Set problem: Across the entries, how many lines have the string "title" in them? Reply with only a number.

Stored data:
....
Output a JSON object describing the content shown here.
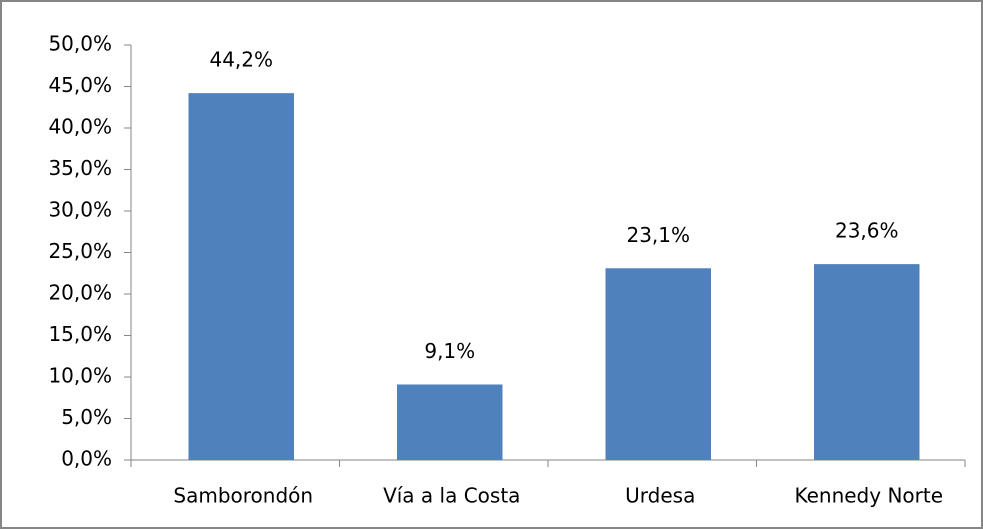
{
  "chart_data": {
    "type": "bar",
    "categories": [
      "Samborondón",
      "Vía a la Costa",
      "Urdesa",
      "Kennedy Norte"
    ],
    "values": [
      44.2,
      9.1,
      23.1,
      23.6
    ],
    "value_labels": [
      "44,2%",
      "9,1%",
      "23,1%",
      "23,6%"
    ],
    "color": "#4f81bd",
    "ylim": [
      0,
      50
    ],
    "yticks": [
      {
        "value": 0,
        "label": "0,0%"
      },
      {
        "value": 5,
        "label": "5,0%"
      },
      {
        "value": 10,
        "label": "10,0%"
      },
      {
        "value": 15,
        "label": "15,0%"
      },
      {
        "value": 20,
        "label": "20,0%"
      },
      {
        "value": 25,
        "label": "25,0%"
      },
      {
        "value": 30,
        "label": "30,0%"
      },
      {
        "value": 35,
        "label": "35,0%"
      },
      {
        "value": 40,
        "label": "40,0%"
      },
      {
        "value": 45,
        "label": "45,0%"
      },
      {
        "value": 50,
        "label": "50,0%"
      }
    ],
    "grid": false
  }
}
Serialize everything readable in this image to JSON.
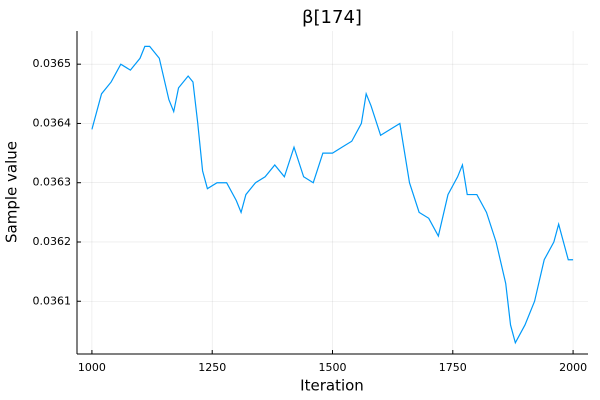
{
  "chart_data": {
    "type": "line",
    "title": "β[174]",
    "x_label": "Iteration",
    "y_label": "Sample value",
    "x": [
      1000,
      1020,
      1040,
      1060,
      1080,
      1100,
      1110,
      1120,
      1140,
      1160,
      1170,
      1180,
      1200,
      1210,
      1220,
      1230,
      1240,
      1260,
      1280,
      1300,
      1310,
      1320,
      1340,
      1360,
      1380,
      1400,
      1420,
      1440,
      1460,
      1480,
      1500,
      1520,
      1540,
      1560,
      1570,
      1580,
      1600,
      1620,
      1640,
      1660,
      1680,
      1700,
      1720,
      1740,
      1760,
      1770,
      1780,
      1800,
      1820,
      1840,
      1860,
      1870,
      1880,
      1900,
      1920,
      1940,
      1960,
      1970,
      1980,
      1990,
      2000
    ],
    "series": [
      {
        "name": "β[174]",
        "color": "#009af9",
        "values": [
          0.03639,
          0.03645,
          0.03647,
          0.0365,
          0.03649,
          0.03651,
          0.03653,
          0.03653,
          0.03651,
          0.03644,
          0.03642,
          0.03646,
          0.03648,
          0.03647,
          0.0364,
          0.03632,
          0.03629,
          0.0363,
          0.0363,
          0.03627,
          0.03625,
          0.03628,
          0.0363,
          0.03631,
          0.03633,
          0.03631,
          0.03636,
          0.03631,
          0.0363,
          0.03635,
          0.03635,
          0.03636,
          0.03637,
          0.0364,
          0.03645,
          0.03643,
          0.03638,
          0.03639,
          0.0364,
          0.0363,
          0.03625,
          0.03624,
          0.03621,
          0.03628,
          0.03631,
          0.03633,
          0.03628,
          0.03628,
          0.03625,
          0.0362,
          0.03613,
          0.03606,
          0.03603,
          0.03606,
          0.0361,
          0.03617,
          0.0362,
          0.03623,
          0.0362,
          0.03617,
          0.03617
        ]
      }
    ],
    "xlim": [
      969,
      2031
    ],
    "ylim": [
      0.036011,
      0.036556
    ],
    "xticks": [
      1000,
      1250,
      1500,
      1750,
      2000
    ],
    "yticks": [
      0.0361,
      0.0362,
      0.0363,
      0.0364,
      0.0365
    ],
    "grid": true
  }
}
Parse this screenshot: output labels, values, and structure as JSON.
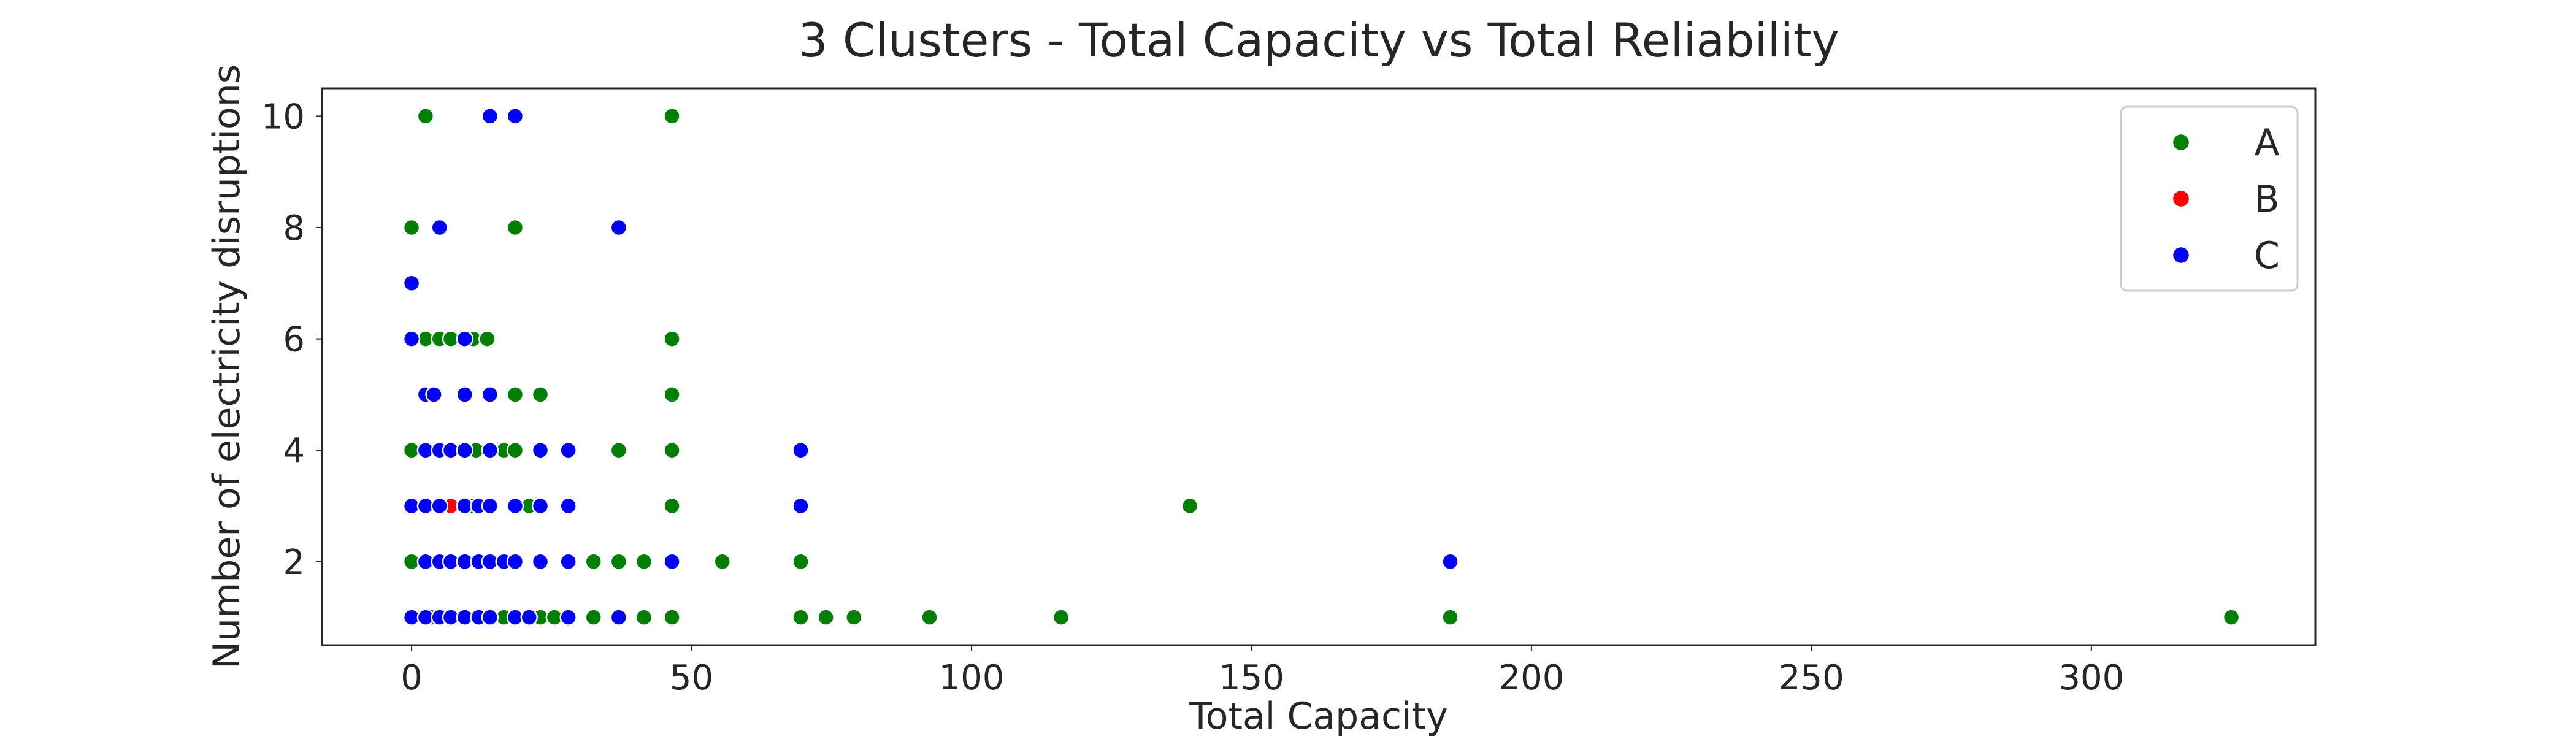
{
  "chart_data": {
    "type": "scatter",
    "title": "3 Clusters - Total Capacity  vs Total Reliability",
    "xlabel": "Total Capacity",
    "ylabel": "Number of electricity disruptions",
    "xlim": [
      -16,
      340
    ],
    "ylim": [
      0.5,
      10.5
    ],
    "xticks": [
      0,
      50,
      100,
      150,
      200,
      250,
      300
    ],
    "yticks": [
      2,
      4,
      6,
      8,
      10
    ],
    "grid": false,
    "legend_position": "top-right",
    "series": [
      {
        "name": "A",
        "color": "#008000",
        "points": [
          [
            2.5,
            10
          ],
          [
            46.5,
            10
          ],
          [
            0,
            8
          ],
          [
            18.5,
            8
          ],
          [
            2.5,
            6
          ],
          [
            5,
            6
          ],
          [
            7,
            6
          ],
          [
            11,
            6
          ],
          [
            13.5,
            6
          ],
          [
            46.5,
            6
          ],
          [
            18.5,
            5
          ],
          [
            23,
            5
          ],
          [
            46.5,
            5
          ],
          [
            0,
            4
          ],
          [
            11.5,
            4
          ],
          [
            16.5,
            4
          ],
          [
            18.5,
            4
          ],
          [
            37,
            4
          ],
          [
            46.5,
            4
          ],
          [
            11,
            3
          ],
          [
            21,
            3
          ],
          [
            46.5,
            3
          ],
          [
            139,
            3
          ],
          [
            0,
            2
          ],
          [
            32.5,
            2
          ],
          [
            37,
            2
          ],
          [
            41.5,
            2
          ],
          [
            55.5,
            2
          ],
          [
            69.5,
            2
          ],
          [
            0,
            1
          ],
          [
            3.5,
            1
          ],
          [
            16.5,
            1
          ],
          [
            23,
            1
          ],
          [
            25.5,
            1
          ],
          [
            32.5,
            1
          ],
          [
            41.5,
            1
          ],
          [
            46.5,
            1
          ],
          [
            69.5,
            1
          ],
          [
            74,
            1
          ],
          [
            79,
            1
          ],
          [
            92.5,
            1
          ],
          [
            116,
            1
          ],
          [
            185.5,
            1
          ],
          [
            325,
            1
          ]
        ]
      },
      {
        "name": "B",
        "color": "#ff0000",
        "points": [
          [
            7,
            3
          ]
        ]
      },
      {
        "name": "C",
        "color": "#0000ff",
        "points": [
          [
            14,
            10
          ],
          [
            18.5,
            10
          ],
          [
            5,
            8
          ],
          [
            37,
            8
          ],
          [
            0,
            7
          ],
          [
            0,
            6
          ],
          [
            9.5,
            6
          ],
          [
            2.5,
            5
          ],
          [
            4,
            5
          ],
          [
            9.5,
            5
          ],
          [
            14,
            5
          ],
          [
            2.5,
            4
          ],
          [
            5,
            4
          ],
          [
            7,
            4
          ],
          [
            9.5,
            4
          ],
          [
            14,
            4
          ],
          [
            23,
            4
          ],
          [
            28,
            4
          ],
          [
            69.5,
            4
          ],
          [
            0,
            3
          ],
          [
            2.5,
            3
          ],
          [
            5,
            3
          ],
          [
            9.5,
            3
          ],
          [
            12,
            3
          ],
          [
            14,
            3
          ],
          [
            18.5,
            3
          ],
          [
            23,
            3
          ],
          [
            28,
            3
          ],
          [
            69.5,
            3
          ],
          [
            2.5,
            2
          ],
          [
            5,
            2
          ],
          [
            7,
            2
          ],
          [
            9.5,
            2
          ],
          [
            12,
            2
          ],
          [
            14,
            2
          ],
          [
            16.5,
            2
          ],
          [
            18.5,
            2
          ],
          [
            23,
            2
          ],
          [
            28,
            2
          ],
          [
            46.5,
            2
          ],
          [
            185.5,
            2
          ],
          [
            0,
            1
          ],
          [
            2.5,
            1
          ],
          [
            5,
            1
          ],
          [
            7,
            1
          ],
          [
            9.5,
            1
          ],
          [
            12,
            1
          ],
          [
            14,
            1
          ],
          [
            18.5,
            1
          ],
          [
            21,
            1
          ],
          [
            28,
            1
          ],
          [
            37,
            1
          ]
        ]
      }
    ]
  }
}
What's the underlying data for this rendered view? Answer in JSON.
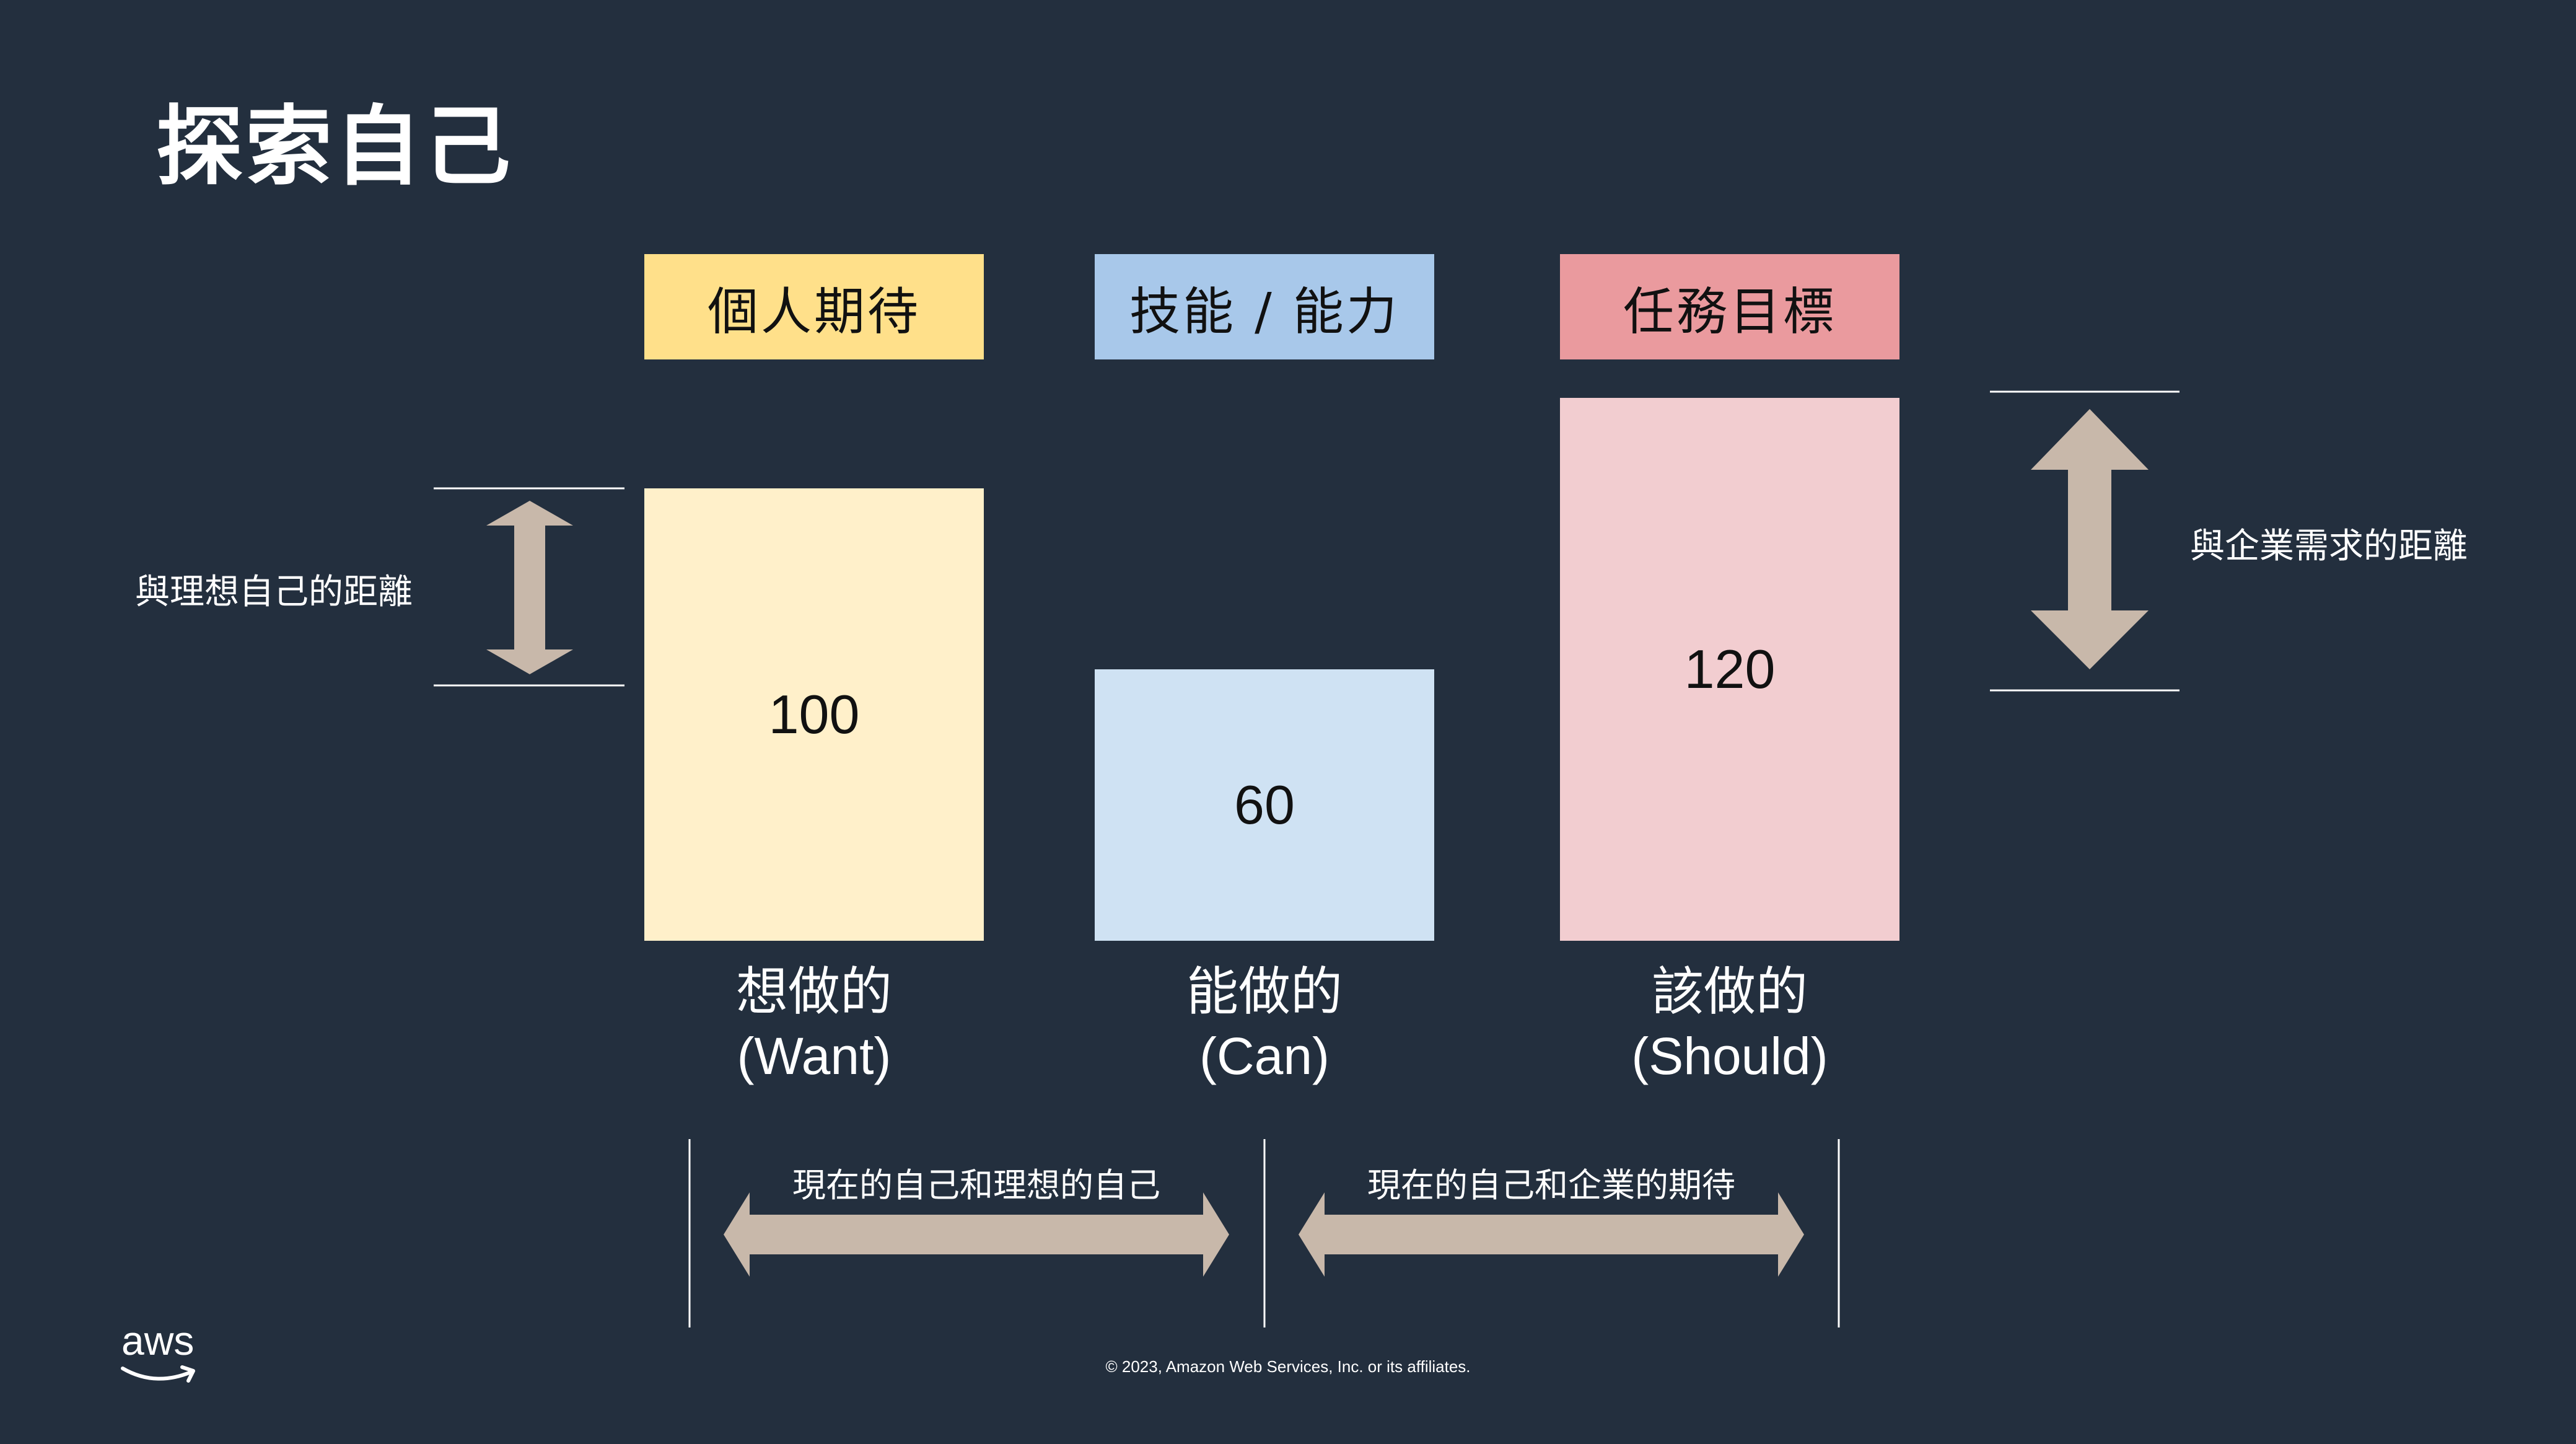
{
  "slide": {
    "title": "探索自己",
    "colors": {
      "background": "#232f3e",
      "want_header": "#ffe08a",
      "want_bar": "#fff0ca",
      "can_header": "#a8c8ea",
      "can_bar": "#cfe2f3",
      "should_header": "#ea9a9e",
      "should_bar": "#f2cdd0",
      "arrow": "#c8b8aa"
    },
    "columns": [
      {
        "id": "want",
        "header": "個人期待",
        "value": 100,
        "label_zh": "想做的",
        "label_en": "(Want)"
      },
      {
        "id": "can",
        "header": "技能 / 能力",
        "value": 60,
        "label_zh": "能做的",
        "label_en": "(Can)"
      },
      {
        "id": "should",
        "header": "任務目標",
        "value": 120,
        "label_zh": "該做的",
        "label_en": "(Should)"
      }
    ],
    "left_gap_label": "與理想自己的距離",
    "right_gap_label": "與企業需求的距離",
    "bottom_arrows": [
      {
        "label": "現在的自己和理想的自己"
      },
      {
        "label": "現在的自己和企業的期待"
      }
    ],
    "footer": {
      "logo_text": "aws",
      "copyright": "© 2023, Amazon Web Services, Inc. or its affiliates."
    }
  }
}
....
Exercise result: 3